■ WHAT TO DO ■
Every line with the word "color" in it should be extracted from the data that follows.

■ DATA PROVIDED ■

- - - -

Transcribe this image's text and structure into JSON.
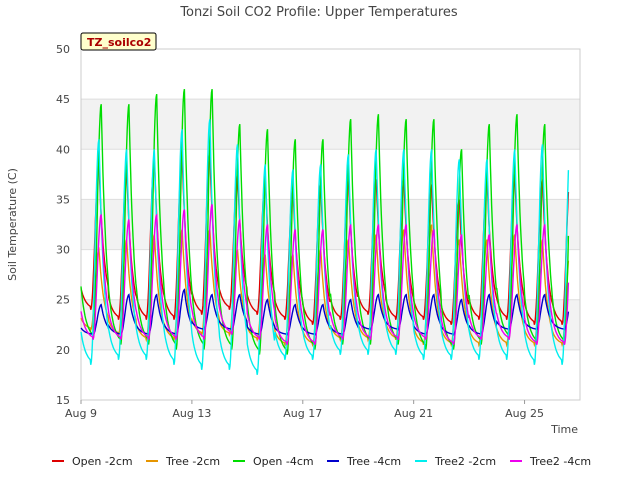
{
  "chart_data": {
    "type": "line",
    "title": "Tonzi Soil CO2 Profile: Upper Temperatures",
    "xlabel": "Time",
    "ylabel": "Soil Temperature (C)",
    "badge": "TZ_soilco2",
    "ylim": [
      15,
      50
    ],
    "yticks": [
      15,
      20,
      25,
      30,
      35,
      40,
      45,
      50
    ],
    "xlim": [
      "2023-08-09",
      "2023-08-27"
    ],
    "xticks": [
      {
        "date": "2023-08-09",
        "label": "Aug 9"
      },
      {
        "date": "2023-08-13",
        "label": "Aug 13"
      },
      {
        "date": "2023-08-17",
        "label": "Aug 17"
      },
      {
        "date": "2023-08-21",
        "label": "Aug 21"
      },
      {
        "date": "2023-08-25",
        "label": "Aug 25"
      }
    ],
    "grid": true,
    "legend_position": "bottom",
    "x_days": [
      "2023-08-09",
      "2023-08-10",
      "2023-08-11",
      "2023-08-12",
      "2023-08-13",
      "2023-08-14",
      "2023-08-15",
      "2023-08-16",
      "2023-08-17",
      "2023-08-18",
      "2023-08-19",
      "2023-08-20",
      "2023-08-21",
      "2023-08-22",
      "2023-08-23",
      "2023-08-24",
      "2023-08-25",
      "2023-08-26"
    ],
    "series": [
      {
        "name": "Open -2cm",
        "color": "#dd0000",
        "daily_max": [
          38.5,
          38,
          39,
          39.5,
          39.5,
          37.5,
          37,
          36,
          36.5,
          37,
          37,
          37,
          36.5,
          35,
          37,
          37.5,
          37,
          37.5
        ],
        "daily_min": [
          24,
          23,
          23,
          23,
          23.5,
          24,
          23.5,
          23,
          22.5,
          23,
          23.5,
          23,
          23,
          22.5,
          23,
          23,
          22.5,
          22.5
        ]
      },
      {
        "name": "Tree -2cm",
        "color": "#e69500",
        "daily_max": [
          30,
          31,
          31.5,
          32,
          32,
          30,
          29.5,
          29.5,
          30,
          31,
          31.5,
          32,
          32.5,
          31,
          31,
          31.5,
          31,
          30
        ],
        "daily_min": [
          22,
          21.5,
          21,
          21,
          21.5,
          21.5,
          21,
          20.5,
          20.5,
          21,
          21,
          21,
          20.5,
          20.5,
          20.5,
          20.5,
          20.5,
          20.5
        ]
      },
      {
        "name": "Open -4cm",
        "color": "#00dd00",
        "daily_max": [
          44.5,
          44.5,
          45.5,
          46,
          46,
          42.5,
          42,
          41,
          41,
          43,
          43.5,
          43,
          43,
          40,
          42.5,
          43.5,
          42.5,
          41.5
        ],
        "daily_min": [
          21,
          20.5,
          20.5,
          20,
          20,
          20,
          19.5,
          19.5,
          20,
          20.5,
          20.5,
          20.5,
          20,
          20,
          20.5,
          21,
          20.5,
          20.5
        ]
      },
      {
        "name": "Tree -4cm",
        "color": "#0000cc",
        "daily_max": [
          24.5,
          25.5,
          25.5,
          26,
          25.5,
          25.5,
          25,
          24.5,
          24.5,
          25,
          25.5,
          25.5,
          25.5,
          25,
          25.5,
          25.5,
          25.5,
          25.5
        ],
        "daily_min": [
          21.5,
          21.5,
          21.5,
          21.5,
          22,
          22,
          21.5,
          21.5,
          21.5,
          21.5,
          22,
          22,
          21.5,
          21.5,
          21.5,
          22,
          22,
          22
        ]
      },
      {
        "name": "Tree2 -2cm",
        "color": "#00eeee",
        "daily_max": [
          41,
          40,
          40,
          42,
          43,
          40.5,
          38.5,
          38,
          38.5,
          39.5,
          40,
          40,
          40,
          39,
          39,
          40,
          40.5,
          40.5
        ],
        "daily_min": [
          18.5,
          19,
          19,
          18.5,
          18,
          18,
          17.5,
          19,
          19,
          19.5,
          19.5,
          19.5,
          19,
          19,
          19,
          19,
          18.5,
          18.5
        ]
      },
      {
        "name": "Tree2 -4cm",
        "color": "#ee00ee",
        "daily_max": [
          33.5,
          33,
          33.5,
          34,
          34.5,
          33,
          32.5,
          32,
          32,
          32.5,
          32.5,
          32.5,
          32,
          31.5,
          31.5,
          32.5,
          32.5,
          32.5
        ],
        "daily_min": [
          21,
          21,
          21,
          21,
          21,
          21.5,
          21,
          20.5,
          20.5,
          21,
          21,
          21,
          21,
          20.5,
          21,
          21,
          20.5,
          20.5
        ]
      }
    ]
  }
}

- - - -

■ ANSWER TO THIS EXERCISE ■
        "color": "#dd0000",
        "color": "#e69500",
        "color": "#00dd00",
        "color": "#0000cc",
        "color": "#00eeee",
        "color": "#ee00ee",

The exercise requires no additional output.